---- MATERIALS PROVIDED
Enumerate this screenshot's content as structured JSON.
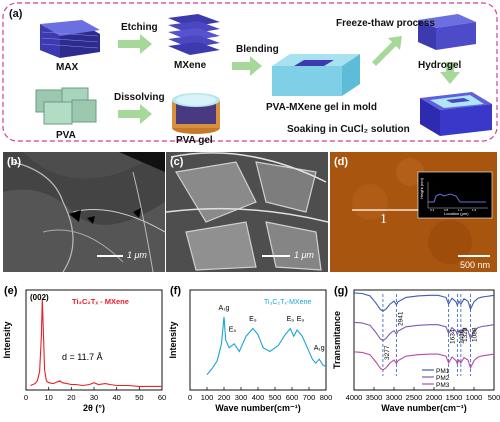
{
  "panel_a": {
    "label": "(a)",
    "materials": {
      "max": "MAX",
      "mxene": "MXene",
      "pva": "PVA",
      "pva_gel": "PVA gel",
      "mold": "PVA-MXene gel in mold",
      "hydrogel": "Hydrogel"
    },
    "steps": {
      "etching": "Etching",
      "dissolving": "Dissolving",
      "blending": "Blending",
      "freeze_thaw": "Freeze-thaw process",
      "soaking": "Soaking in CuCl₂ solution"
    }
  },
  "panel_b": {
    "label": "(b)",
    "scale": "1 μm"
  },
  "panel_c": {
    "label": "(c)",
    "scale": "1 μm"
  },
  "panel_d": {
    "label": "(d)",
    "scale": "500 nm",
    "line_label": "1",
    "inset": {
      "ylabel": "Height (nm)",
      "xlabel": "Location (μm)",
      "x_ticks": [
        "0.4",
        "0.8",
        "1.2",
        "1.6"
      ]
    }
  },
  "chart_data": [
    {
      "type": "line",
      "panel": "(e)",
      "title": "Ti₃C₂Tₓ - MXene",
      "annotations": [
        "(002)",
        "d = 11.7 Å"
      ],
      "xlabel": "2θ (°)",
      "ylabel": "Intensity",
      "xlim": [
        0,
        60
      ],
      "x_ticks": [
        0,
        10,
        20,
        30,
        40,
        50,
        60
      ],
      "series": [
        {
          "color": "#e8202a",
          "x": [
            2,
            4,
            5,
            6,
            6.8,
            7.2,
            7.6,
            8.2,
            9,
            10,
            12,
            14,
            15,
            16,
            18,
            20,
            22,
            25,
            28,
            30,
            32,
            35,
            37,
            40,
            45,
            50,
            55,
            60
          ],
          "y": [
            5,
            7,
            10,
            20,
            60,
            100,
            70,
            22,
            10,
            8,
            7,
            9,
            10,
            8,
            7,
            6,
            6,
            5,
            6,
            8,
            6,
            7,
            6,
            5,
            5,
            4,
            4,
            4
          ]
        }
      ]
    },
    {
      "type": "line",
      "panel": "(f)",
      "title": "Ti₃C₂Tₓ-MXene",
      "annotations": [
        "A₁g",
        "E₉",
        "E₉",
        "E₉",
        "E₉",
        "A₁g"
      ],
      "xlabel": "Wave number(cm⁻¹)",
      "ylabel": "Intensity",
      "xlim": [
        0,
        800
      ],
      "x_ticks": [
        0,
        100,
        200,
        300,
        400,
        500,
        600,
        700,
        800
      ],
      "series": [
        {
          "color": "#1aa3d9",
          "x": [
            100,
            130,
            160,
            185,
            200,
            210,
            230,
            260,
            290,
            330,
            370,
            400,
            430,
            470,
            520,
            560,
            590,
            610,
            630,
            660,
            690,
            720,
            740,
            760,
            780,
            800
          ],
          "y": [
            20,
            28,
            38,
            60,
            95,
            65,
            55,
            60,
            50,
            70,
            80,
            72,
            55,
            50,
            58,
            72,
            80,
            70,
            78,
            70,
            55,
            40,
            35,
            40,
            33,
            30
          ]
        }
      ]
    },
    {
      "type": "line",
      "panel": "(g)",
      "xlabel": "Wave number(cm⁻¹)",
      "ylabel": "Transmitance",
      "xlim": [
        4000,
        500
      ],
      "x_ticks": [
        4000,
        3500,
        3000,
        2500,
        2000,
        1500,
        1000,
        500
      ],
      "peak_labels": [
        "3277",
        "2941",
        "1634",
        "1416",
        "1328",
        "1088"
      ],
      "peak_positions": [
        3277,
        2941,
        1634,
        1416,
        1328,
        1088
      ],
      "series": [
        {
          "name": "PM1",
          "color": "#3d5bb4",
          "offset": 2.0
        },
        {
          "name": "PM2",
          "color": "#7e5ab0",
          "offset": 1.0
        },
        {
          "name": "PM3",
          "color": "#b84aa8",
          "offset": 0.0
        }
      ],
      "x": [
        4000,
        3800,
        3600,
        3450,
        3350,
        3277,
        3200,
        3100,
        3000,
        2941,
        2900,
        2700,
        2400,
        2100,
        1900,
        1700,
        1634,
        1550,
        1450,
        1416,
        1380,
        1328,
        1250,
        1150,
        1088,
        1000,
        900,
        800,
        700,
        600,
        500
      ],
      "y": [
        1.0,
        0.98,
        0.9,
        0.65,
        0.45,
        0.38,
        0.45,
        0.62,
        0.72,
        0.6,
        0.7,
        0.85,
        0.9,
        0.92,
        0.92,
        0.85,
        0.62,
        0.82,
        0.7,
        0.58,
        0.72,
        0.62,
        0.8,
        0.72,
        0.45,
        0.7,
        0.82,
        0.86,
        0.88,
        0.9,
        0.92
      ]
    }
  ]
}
--------
---- MATERIALS PROVIDED
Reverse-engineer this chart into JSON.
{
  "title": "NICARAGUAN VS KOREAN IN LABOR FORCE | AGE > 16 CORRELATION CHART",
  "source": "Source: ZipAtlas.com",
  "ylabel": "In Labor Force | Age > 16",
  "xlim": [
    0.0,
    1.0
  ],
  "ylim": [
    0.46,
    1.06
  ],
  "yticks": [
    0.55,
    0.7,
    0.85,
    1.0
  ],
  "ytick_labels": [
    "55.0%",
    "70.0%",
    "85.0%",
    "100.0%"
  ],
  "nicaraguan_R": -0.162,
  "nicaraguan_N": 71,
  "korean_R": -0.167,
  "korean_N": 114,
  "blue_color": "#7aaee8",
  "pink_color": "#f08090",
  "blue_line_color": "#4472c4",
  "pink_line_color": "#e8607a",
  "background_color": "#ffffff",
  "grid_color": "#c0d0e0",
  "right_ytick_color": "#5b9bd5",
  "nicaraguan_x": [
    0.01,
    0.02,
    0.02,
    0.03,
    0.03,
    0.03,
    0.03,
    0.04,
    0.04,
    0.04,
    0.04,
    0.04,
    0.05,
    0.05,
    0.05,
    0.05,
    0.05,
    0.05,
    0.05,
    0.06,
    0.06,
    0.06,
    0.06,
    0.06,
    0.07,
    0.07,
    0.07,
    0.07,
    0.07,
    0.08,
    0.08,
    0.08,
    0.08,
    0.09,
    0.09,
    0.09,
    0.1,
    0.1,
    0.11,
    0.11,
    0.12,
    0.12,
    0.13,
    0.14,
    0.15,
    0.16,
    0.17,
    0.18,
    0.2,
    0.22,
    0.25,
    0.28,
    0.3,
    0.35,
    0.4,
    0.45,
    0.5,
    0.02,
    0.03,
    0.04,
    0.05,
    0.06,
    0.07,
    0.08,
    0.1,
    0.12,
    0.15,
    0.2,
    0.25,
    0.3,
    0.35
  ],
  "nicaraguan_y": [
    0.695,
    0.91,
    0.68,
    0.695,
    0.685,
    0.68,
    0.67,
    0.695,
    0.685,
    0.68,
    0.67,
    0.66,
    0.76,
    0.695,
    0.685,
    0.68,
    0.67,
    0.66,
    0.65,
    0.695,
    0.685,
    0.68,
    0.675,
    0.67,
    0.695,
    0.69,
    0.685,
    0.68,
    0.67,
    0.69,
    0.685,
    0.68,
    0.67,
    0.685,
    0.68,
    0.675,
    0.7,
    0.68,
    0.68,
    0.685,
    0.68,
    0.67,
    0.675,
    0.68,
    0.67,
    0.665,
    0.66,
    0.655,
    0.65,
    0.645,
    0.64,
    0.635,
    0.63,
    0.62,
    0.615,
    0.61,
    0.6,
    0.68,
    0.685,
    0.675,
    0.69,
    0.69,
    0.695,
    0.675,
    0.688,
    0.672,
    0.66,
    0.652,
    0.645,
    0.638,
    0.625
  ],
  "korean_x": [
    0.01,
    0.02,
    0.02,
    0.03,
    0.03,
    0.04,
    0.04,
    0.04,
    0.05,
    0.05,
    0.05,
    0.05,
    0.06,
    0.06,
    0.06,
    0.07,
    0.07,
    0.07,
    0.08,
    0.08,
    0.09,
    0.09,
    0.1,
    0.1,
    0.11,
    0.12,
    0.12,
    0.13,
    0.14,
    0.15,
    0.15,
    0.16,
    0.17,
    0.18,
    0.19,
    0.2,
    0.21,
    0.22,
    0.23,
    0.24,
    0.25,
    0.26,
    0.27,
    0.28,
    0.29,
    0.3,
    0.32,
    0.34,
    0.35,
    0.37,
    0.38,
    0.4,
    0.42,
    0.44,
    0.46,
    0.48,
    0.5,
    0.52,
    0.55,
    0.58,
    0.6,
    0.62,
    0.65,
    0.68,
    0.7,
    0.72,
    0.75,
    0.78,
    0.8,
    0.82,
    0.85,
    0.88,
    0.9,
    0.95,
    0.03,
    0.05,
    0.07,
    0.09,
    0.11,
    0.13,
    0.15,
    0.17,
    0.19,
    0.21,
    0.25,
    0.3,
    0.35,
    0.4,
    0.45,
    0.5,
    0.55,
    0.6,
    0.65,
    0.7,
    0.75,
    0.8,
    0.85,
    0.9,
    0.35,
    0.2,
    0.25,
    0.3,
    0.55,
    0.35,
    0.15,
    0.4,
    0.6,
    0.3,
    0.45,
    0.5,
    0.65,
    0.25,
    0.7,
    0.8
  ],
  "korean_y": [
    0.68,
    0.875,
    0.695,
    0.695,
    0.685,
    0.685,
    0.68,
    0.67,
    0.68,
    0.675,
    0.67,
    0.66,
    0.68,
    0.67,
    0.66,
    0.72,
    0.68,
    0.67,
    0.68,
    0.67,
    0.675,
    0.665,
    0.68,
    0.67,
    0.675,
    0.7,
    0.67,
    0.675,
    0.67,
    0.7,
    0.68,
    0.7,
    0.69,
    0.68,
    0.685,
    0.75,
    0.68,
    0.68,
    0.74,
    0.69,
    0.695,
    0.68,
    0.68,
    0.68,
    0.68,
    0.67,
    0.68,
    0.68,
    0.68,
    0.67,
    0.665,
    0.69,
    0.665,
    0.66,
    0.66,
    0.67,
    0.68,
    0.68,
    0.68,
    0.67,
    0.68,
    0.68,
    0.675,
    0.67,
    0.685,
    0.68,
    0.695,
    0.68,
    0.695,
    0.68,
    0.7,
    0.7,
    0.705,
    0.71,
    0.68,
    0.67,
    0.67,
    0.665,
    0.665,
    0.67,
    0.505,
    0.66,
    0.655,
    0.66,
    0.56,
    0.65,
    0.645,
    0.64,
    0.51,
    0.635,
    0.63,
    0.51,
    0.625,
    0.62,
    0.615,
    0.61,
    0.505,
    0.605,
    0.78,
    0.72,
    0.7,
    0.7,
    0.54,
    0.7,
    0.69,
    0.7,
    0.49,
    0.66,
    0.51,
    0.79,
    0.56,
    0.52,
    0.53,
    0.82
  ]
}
--------
▶ TASK DESCRIPTION: Scan the material above for the string "ylabel" and report each line where you find it.

▶ EXERCISE RESULT:
      "ylabel": "Height (nm)",
      "ylabel": "Intensity",
      "ylabel": "Intensity",
      "ylabel": "Transmitance",
  "ylabel": "In Labor Force | Age > 16",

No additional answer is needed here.